(Data records)

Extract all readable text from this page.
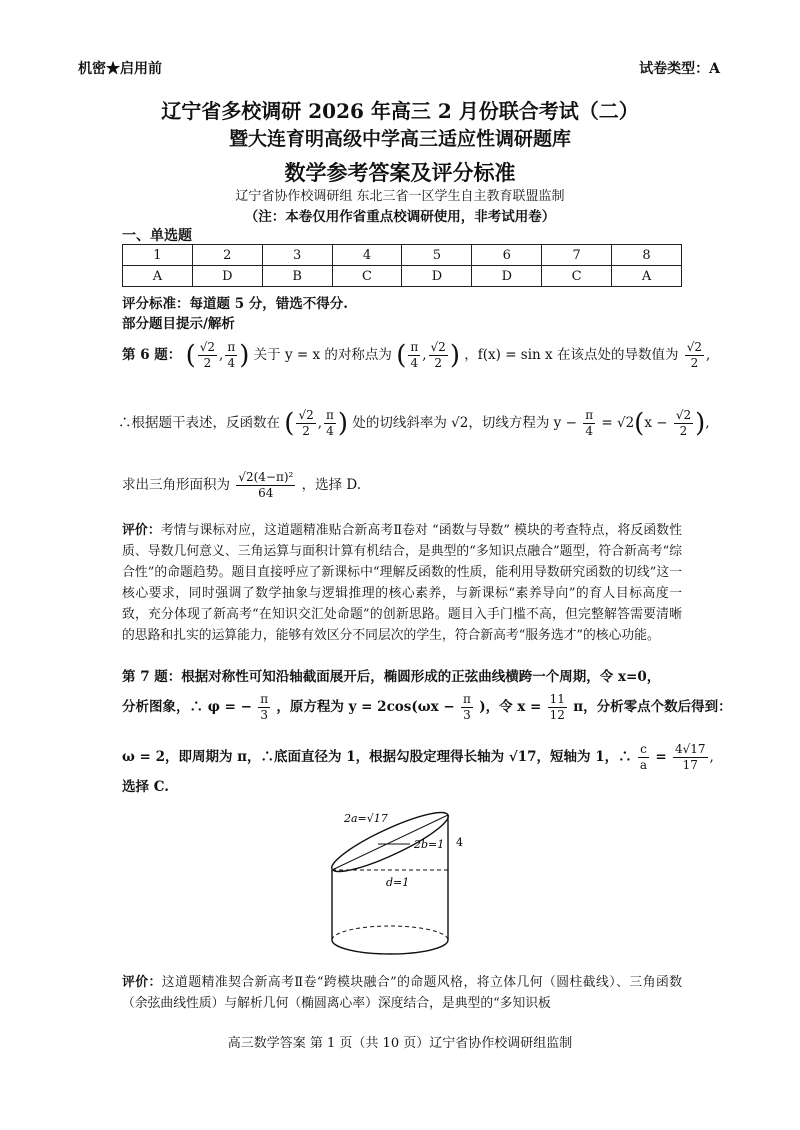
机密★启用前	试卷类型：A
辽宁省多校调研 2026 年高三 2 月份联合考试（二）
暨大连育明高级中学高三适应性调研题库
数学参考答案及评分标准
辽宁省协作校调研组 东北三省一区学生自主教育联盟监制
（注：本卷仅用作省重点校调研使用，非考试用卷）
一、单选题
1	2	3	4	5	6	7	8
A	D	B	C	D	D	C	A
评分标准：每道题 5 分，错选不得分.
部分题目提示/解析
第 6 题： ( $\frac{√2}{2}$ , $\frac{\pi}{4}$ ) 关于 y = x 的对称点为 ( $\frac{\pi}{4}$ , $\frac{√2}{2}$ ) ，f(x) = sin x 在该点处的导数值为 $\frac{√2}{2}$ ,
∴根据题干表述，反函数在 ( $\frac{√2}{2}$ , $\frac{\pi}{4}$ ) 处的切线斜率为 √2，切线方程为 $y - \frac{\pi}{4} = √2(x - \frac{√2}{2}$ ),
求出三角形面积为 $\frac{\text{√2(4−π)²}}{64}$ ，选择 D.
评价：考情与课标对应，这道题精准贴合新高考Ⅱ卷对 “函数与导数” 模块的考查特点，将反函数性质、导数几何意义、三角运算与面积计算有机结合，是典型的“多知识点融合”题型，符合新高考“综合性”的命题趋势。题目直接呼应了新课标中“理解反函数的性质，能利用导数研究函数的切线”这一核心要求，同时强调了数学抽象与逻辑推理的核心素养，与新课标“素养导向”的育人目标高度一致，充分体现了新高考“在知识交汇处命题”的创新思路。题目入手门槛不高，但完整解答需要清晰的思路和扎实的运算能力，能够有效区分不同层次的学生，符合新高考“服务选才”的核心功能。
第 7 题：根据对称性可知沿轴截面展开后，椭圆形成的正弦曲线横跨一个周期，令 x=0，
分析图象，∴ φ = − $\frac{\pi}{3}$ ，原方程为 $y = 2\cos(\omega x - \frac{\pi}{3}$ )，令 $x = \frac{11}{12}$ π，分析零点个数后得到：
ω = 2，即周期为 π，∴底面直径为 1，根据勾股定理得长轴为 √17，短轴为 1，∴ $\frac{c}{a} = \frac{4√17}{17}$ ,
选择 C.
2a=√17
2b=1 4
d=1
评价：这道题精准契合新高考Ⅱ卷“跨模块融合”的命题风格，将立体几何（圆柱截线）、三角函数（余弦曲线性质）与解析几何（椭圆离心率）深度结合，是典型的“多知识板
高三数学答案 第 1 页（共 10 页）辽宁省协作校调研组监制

→ INSTRUCTIONS FOR THE TASK
Could you repeat all of the material exactly? Pictures should not be copied.

→ TASK SOLUTION
Extract all readable text from this page.
机密★启用前	试卷类型：A
辽宁省多校调研 2026 年高三 2 月份联合考试（二）
暨大连育明高级中学高三适应性调研题库
数学参考答案及评分标准
辽宁省协作校调研组 东北三省一区学生自主教育联盟监制
（注：本卷仅用作省重点校调研使用，非考试用卷）
一、单选题
1	2	3	4	5	6	7	8
A	D	B	C	D	D	C	A
评分标准：每道题 5 分，错选不得分.
部分题目提示/解析
第 6 题： ( $\frac{√2}{2}$ , $\frac{\pi}{4}$ ) 关于 y = x 的对称点为 ( $\frac{\pi}{4}$ , $\frac{√2}{2}$ ) ，f(x) = sin x 在该点处的导数值为 $\frac{√2}{2}$ ,
∴根据题干表述，反函数在 ( $\frac{√2}{2}$ , $\frac{\pi}{4}$ ) 处的切线斜率为 √2，切线方程为 $y - \frac{\pi}{4} = √2(x - \frac{√2}{2}$ ),
求出三角形面积为 $\frac{\text{√2(4−π)²}}{64}$ ，选择 D.
评价：考情与课标对应，这道题精准贴合新高考Ⅱ卷对 “函数与导数” 模块的考查特点，将反函数性质、导数几何意义、三角运算与面积计算有机结合，是典型的“多知识点融合”题型，符合新高考“综合性”的命题趋势。题目直接呼应了新课标中“理解反函数的性质，能利用导数研究函数的切线”这一核心要求，同时强调了数学抽象与逻辑推理的核心素养，与新课标“素养导向”的育人目标高度一致，充分体现了新高考“在知识交汇处命题”的创新思路。题目入手门槛不高，但完整解答需要清晰的思路和扎实的运算能力，能够有效区分不同层次的学生，符合新高考“服务选才”的核心功能。
第 7 题：根据对称性可知沿轴截面展开后，椭圆形成的正弦曲线横跨一个周期，令 x=0，
分析图象，∴ φ = − $\frac{\pi}{3}$ ，原方程为 $y = 2\cos(\omega x - \frac{\pi}{3}$ )，令 $x = \frac{11}{12}$ π，分析零点个数后得到：
ω = 2，即周期为 π，∴底面直径为 1，根据勾股定理得长轴为 √17，短轴为 1，∴ $\frac{c}{a} = \frac{4√17}{17}$ ,
选择 C.
2a=√17
2b=1 4
d=1
评价：这道题精准契合新高考Ⅱ卷“跨模块融合”的命题风格，将立体几何（圆柱截线）、三角函数（余弦曲线性质）与解析几何（椭圆离心率）深度结合，是典型的“多知识板
高三数学答案 第 1 页（共 10 页）辽宁省协作校调研组监制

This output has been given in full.